*** EXTRACTED ENTRIES ***

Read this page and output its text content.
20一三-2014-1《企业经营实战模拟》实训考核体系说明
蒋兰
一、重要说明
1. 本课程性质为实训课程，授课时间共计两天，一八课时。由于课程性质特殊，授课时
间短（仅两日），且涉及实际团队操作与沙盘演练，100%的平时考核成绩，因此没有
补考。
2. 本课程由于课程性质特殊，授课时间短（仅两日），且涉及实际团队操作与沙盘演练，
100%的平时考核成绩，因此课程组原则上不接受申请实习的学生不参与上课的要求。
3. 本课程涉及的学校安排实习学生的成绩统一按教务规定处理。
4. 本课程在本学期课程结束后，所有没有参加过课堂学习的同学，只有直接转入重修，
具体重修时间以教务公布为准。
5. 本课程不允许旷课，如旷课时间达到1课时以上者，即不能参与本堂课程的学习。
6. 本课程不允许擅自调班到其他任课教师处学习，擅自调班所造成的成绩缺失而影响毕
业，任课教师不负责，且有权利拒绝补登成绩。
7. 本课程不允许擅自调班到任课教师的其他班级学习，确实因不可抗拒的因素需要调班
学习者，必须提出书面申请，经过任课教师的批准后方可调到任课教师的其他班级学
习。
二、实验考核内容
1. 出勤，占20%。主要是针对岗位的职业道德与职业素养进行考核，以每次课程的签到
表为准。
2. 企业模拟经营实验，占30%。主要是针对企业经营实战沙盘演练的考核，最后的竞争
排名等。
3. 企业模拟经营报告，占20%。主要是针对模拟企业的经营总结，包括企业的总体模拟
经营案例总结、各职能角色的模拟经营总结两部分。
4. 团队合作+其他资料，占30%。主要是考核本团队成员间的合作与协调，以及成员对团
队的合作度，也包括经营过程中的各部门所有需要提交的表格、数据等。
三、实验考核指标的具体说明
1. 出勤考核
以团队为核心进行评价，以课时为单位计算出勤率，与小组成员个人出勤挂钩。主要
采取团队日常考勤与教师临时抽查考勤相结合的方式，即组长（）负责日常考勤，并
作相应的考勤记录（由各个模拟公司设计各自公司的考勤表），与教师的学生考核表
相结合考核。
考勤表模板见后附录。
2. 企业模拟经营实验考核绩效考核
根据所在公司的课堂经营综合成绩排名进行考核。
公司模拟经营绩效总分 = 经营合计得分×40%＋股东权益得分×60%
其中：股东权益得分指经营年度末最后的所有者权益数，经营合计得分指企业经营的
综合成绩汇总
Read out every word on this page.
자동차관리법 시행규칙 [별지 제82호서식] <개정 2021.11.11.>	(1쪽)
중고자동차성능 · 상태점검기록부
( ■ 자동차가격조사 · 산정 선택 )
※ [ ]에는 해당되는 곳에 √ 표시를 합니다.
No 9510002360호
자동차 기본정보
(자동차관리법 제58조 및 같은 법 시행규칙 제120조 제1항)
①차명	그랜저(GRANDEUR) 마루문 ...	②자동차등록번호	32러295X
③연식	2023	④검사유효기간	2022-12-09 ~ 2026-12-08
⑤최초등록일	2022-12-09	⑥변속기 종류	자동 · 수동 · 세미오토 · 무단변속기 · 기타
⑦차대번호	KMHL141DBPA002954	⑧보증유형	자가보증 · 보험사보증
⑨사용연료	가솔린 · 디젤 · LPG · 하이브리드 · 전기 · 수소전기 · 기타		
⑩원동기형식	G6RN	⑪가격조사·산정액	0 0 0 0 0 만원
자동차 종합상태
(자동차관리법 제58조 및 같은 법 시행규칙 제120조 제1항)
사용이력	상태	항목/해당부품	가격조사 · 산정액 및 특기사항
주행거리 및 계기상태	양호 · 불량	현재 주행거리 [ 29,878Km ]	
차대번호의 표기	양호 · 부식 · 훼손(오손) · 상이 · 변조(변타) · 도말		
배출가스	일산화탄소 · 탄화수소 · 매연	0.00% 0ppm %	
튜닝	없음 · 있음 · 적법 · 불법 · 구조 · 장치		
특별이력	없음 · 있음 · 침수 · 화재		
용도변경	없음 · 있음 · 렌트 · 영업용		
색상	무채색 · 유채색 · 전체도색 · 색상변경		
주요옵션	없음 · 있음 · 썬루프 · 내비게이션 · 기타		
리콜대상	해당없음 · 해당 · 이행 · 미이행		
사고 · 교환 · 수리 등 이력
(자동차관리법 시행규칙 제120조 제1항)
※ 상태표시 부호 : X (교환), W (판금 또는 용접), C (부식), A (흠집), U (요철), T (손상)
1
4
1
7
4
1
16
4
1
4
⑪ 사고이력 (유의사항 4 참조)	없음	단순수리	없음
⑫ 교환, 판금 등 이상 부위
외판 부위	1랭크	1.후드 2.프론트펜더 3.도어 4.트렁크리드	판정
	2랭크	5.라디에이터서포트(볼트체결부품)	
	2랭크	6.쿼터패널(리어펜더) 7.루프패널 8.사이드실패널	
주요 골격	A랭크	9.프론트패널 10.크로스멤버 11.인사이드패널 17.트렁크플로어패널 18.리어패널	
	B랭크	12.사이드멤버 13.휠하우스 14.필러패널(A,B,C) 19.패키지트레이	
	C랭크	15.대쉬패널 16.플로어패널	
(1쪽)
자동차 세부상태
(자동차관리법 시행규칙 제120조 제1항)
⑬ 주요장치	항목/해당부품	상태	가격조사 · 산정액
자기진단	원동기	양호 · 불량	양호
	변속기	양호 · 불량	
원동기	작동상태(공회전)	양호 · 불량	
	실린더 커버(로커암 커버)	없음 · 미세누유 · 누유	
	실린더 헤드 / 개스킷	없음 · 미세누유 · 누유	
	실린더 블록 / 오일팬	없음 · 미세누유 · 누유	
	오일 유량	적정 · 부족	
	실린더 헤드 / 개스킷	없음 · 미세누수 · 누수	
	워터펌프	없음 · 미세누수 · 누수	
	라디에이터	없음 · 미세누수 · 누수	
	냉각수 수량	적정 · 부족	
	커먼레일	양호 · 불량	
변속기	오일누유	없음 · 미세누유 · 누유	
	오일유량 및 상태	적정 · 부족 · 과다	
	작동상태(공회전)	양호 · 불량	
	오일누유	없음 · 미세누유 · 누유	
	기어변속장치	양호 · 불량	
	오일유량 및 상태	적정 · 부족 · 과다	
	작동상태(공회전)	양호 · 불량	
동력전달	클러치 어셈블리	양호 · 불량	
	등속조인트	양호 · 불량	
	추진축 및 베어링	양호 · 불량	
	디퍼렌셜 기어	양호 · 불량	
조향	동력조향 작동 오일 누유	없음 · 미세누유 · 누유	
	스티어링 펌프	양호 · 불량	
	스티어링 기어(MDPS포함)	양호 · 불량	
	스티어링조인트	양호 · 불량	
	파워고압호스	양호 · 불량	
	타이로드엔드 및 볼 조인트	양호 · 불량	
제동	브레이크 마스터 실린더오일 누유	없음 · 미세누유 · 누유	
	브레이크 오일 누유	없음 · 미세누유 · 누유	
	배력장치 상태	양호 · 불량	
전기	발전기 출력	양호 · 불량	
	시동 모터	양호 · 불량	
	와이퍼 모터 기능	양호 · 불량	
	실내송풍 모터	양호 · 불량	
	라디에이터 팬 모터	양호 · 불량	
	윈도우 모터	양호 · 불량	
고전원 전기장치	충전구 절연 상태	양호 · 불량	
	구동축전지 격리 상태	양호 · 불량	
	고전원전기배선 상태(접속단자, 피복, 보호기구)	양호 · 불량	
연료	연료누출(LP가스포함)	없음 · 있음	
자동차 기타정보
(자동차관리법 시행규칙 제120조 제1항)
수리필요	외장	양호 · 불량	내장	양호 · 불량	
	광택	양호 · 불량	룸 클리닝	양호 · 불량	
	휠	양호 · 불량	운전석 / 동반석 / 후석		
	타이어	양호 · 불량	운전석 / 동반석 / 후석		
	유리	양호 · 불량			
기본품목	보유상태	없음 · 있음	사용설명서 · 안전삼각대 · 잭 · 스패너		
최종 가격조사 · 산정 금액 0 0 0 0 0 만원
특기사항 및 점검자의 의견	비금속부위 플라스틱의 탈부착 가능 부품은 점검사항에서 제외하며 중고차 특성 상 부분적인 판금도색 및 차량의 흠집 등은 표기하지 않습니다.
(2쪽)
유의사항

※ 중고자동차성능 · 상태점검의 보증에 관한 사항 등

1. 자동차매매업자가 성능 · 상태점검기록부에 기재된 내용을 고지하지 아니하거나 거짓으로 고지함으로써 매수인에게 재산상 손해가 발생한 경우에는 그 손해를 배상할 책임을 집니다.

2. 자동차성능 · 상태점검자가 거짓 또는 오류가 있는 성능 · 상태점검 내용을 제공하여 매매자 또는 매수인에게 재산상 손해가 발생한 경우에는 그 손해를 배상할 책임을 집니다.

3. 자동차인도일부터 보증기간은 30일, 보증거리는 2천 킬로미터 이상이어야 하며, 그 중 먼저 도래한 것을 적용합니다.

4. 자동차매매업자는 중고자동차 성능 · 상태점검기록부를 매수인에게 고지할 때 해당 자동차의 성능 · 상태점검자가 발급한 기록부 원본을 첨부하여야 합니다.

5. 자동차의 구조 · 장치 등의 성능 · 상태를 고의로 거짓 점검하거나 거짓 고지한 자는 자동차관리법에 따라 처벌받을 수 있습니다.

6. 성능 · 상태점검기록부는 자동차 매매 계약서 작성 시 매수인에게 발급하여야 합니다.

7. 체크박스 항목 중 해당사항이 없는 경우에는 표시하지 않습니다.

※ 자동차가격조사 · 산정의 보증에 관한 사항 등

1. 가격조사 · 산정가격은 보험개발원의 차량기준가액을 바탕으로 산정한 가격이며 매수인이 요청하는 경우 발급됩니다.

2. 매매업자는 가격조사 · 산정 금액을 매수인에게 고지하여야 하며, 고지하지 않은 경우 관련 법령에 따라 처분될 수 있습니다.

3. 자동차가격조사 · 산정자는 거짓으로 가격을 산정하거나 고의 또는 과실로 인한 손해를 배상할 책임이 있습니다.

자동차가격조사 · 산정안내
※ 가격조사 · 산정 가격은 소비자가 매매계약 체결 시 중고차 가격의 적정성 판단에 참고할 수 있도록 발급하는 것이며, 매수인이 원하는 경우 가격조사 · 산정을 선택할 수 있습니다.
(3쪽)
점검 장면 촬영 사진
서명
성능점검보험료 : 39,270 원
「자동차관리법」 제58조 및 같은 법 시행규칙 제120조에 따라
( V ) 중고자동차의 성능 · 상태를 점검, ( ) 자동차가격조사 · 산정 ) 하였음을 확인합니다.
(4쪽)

***

WHAT TO WORK ON – From the material above, gather all lines that include the string "경우에는" and copy them.

ANSWER TO THE EXERCISE –
1. 자동차매매업자가 성능 · 상태점검기록부에 기재된 내용을 고지하지 아니하거나 거짓으로 고지함으로써 매수인에게 재산상 손해가 발생한 경우에는 그 손해를 배상할 책임을 집니다.
2. 자동차성능 · 상태점검자가 거짓 또는 오류가 있는 성능 · 상태점검 내용을 제공하여 매매자 또는 매수인에게 재산상 손해가 발생한 경우에는 그 손해를 배상할 책임을 집니다.
7. 체크박스 항목 중 해당사항이 없는 경우에는 표시하지 않습니다.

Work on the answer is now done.